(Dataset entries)
* * * * * * *
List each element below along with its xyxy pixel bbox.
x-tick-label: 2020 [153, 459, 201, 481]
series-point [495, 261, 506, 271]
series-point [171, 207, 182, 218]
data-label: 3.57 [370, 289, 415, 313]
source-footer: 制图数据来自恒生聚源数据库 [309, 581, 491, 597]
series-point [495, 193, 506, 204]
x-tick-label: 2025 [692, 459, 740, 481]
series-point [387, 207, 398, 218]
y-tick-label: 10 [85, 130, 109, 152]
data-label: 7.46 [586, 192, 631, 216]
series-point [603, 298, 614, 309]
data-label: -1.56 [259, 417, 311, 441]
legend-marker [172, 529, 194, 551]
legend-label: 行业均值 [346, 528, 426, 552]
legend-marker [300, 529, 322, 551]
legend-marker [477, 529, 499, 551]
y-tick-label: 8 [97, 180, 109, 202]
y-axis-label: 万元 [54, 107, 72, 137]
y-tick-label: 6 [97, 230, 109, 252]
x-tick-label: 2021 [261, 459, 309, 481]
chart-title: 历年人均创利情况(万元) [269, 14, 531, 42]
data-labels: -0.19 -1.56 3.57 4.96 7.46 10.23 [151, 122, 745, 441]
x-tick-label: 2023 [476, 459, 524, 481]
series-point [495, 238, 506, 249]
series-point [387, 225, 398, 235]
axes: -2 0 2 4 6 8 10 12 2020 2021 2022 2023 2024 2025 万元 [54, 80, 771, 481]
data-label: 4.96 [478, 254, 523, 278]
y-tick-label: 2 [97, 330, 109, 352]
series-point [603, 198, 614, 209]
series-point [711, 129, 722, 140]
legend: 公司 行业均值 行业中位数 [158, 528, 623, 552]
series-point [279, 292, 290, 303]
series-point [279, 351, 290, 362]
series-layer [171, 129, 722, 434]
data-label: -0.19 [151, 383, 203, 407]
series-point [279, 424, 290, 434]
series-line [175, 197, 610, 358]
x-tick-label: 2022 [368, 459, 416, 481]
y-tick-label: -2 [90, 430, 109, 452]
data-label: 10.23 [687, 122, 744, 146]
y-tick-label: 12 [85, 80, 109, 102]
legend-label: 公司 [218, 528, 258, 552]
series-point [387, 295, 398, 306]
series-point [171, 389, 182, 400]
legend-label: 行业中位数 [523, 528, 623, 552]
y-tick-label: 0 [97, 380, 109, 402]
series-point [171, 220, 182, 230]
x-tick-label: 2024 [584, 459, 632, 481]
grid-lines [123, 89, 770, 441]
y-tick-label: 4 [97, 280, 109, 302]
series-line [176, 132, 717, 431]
* * * * * * *
### [The problem]
Reproduce the material verbatim, from its first line through the line that contains "y-axis-label: 万元 [54, 107, 72, 137]", including both of those lines.

### [Reply]
List each element below along with its xyxy pixel bbox.
x-tick-label: 2020 [153, 459, 201, 481]
series-point [495, 261, 506, 271]
series-point [171, 207, 182, 218]
data-label: 3.57 [370, 289, 415, 313]
source-footer: 制图数据来自恒生聚源数据库 [309, 581, 491, 597]
series-point [495, 193, 506, 204]
x-tick-label: 2025 [692, 459, 740, 481]
series-point [387, 207, 398, 218]
y-tick-label: 10 [85, 130, 109, 152]
data-label: 7.46 [586, 192, 631, 216]
series-point [603, 298, 614, 309]
data-label: -1.56 [259, 417, 311, 441]
legend-marker [172, 529, 194, 551]
legend-label: 行业均值 [346, 528, 426, 552]
legend-marker [300, 529, 322, 551]
legend-marker [477, 529, 499, 551]
y-tick-label: 8 [97, 180, 109, 202]
y-axis-label: 万元 [54, 107, 72, 137]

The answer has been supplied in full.